##### EXTRACTED ENTRIES #####

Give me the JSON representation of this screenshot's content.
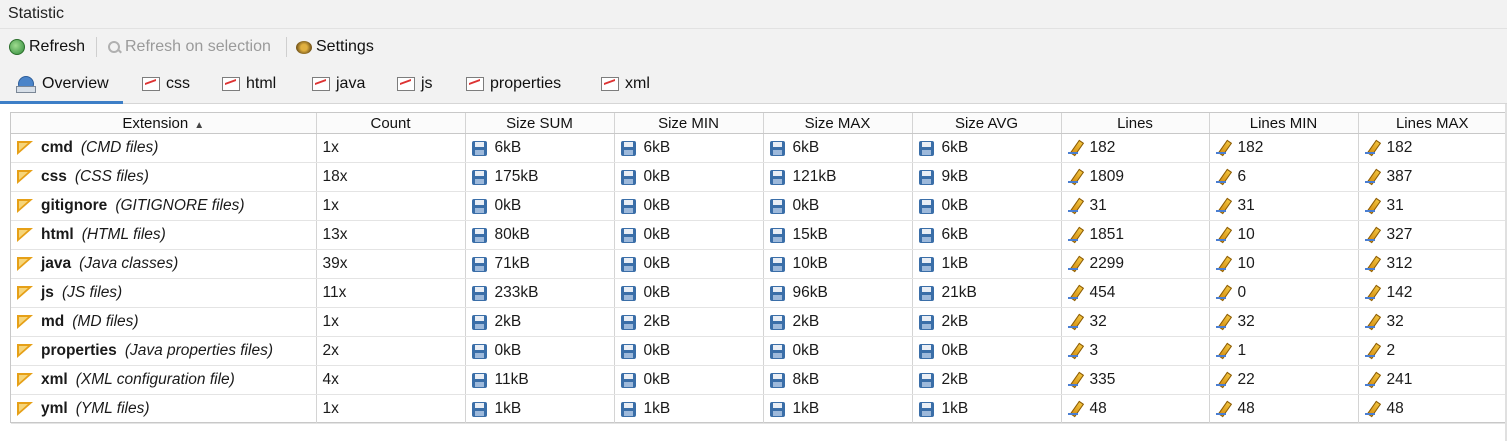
{
  "window": {
    "title": "Statistic"
  },
  "toolbar": {
    "refresh_label": "Refresh",
    "refresh_selection_label": "Refresh on selection",
    "settings_label": "Settings"
  },
  "tabs": [
    {
      "label": "Overview",
      "icon": "overview-icon",
      "active": true
    },
    {
      "label": "css",
      "icon": "chart-icon"
    },
    {
      "label": "html",
      "icon": "chart-icon"
    },
    {
      "label": "java",
      "icon": "chart-icon"
    },
    {
      "label": "js",
      "icon": "chart-icon"
    },
    {
      "label": "properties",
      "icon": "chart-icon"
    },
    {
      "label": "xml",
      "icon": "chart-icon"
    }
  ],
  "table": {
    "columns": [
      "Extension",
      "Count",
      "Size SUM",
      "Size MIN",
      "Size MAX",
      "Size AVG",
      "Lines",
      "Lines MIN",
      "Lines MAX"
    ],
    "sort_column": "Extension",
    "sort_direction": "ascending",
    "rows": [
      {
        "ext": "cmd",
        "desc": "(CMD files)",
        "count": "1x",
        "size_sum": "6kB",
        "size_min": "6kB",
        "size_max": "6kB",
        "size_avg": "6kB",
        "lines": "182",
        "lines_min": "182",
        "lines_max": "182"
      },
      {
        "ext": "css",
        "desc": "(CSS files)",
        "count": "18x",
        "size_sum": "175kB",
        "size_min": "0kB",
        "size_max": "121kB",
        "size_avg": "9kB",
        "lines": "1809",
        "lines_min": "6",
        "lines_max": "387"
      },
      {
        "ext": "gitignore",
        "desc": "(GITIGNORE files)",
        "count": "1x",
        "size_sum": "0kB",
        "size_min": "0kB",
        "size_max": "0kB",
        "size_avg": "0kB",
        "lines": "31",
        "lines_min": "31",
        "lines_max": "31"
      },
      {
        "ext": "html",
        "desc": "(HTML files)",
        "count": "13x",
        "size_sum": "80kB",
        "size_min": "0kB",
        "size_max": "15kB",
        "size_avg": "6kB",
        "lines": "1851",
        "lines_min": "10",
        "lines_max": "327"
      },
      {
        "ext": "java",
        "desc": "(Java classes)",
        "count": "39x",
        "size_sum": "71kB",
        "size_min": "0kB",
        "size_max": "10kB",
        "size_avg": "1kB",
        "lines": "2299",
        "lines_min": "10",
        "lines_max": "312"
      },
      {
        "ext": "js",
        "desc": "(JS files)",
        "count": "11x",
        "size_sum": "233kB",
        "size_min": "0kB",
        "size_max": "96kB",
        "size_avg": "21kB",
        "lines": "454",
        "lines_min": "0",
        "lines_max": "142"
      },
      {
        "ext": "md",
        "desc": "(MD files)",
        "count": "1x",
        "size_sum": "2kB",
        "size_min": "2kB",
        "size_max": "2kB",
        "size_avg": "2kB",
        "lines": "32",
        "lines_min": "32",
        "lines_max": "32"
      },
      {
        "ext": "properties",
        "desc": "(Java properties files)",
        "count": "2x",
        "size_sum": "0kB",
        "size_min": "0kB",
        "size_max": "0kB",
        "size_avg": "0kB",
        "lines": "3",
        "lines_min": "1",
        "lines_max": "2"
      },
      {
        "ext": "xml",
        "desc": "(XML configuration file)",
        "count": "4x",
        "size_sum": "11kB",
        "size_min": "0kB",
        "size_max": "8kB",
        "size_avg": "2kB",
        "lines": "335",
        "lines_min": "22",
        "lines_max": "241"
      },
      {
        "ext": "yml",
        "desc": "(YML files)",
        "count": "1x",
        "size_sum": "1kB",
        "size_min": "1kB",
        "size_max": "1kB",
        "size_avg": "1kB",
        "lines": "48",
        "lines_min": "48",
        "lines_max": "48"
      }
    ]
  }
}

#####

AIM OF THE EXERCISE |
Copy the listing over exactly, skipping the pictures it holds.

TASK RESULT |
Give me the JSON representation of this screenshot's content.
{
  "window": {
    "title": "Statistic"
  },
  "toolbar": {
    "refresh_label": "Refresh",
    "refresh_selection_label": "Refresh on selection",
    "settings_label": "Settings"
  },
  "tabs": [
    {
      "label": "Overview",
      "icon": "overview-icon",
      "active": true
    },
    {
      "label": "css",
      "icon": "chart-icon"
    },
    {
      "label": "html",
      "icon": "chart-icon"
    },
    {
      "label": "java",
      "icon": "chart-icon"
    },
    {
      "label": "js",
      "icon": "chart-icon"
    },
    {
      "label": "properties",
      "icon": "chart-icon"
    },
    {
      "label": "xml",
      "icon": "chart-icon"
    }
  ],
  "table": {
    "columns": [
      "Extension",
      "Count",
      "Size SUM",
      "Size MIN",
      "Size MAX",
      "Size AVG",
      "Lines",
      "Lines MIN",
      "Lines MAX"
    ],
    "sort_column": "Extension",
    "sort_direction": "ascending",
    "rows": [
      {
        "ext": "cmd",
        "desc": "(CMD files)",
        "count": "1x",
        "size_sum": "6kB",
        "size_min": "6kB",
        "size_max": "6kB",
        "size_avg": "6kB",
        "lines": "182",
        "lines_min": "182",
        "lines_max": "182"
      },
      {
        "ext": "css",
        "desc": "(CSS files)",
        "count": "18x",
        "size_sum": "175kB",
        "size_min": "0kB",
        "size_max": "121kB",
        "size_avg": "9kB",
        "lines": "1809",
        "lines_min": "6",
        "lines_max": "387"
      },
      {
        "ext": "gitignore",
        "desc": "(GITIGNORE files)",
        "count": "1x",
        "size_sum": "0kB",
        "size_min": "0kB",
        "size_max": "0kB",
        "size_avg": "0kB",
        "lines": "31",
        "lines_min": "31",
        "lines_max": "31"
      },
      {
        "ext": "html",
        "desc": "(HTML files)",
        "count": "13x",
        "size_sum": "80kB",
        "size_min": "0kB",
        "size_max": "15kB",
        "size_avg": "6kB",
        "lines": "1851",
        "lines_min": "10",
        "lines_max": "327"
      },
      {
        "ext": "java",
        "desc": "(Java classes)",
        "count": "39x",
        "size_sum": "71kB",
        "size_min": "0kB",
        "size_max": "10kB",
        "size_avg": "1kB",
        "lines": "2299",
        "lines_min": "10",
        "lines_max": "312"
      },
      {
        "ext": "js",
        "desc": "(JS files)",
        "count": "11x",
        "size_sum": "233kB",
        "size_min": "0kB",
        "size_max": "96kB",
        "size_avg": "21kB",
        "lines": "454",
        "lines_min": "0",
        "lines_max": "142"
      },
      {
        "ext": "md",
        "desc": "(MD files)",
        "count": "1x",
        "size_sum": "2kB",
        "size_min": "2kB",
        "size_max": "2kB",
        "size_avg": "2kB",
        "lines": "32",
        "lines_min": "32",
        "lines_max": "32"
      },
      {
        "ext": "properties",
        "desc": "(Java properties files)",
        "count": "2x",
        "size_sum": "0kB",
        "size_min": "0kB",
        "size_max": "0kB",
        "size_avg": "0kB",
        "lines": "3",
        "lines_min": "1",
        "lines_max": "2"
      },
      {
        "ext": "xml",
        "desc": "(XML configuration file)",
        "count": "4x",
        "size_sum": "11kB",
        "size_min": "0kB",
        "size_max": "8kB",
        "size_avg": "2kB",
        "lines": "335",
        "lines_min": "22",
        "lines_max": "241"
      },
      {
        "ext": "yml",
        "desc": "(YML files)",
        "count": "1x",
        "size_sum": "1kB",
        "size_min": "1kB",
        "size_max": "1kB",
        "size_avg": "1kB",
        "lines": "48",
        "lines_min": "48",
        "lines_max": "48"
      }
    ]
  }
}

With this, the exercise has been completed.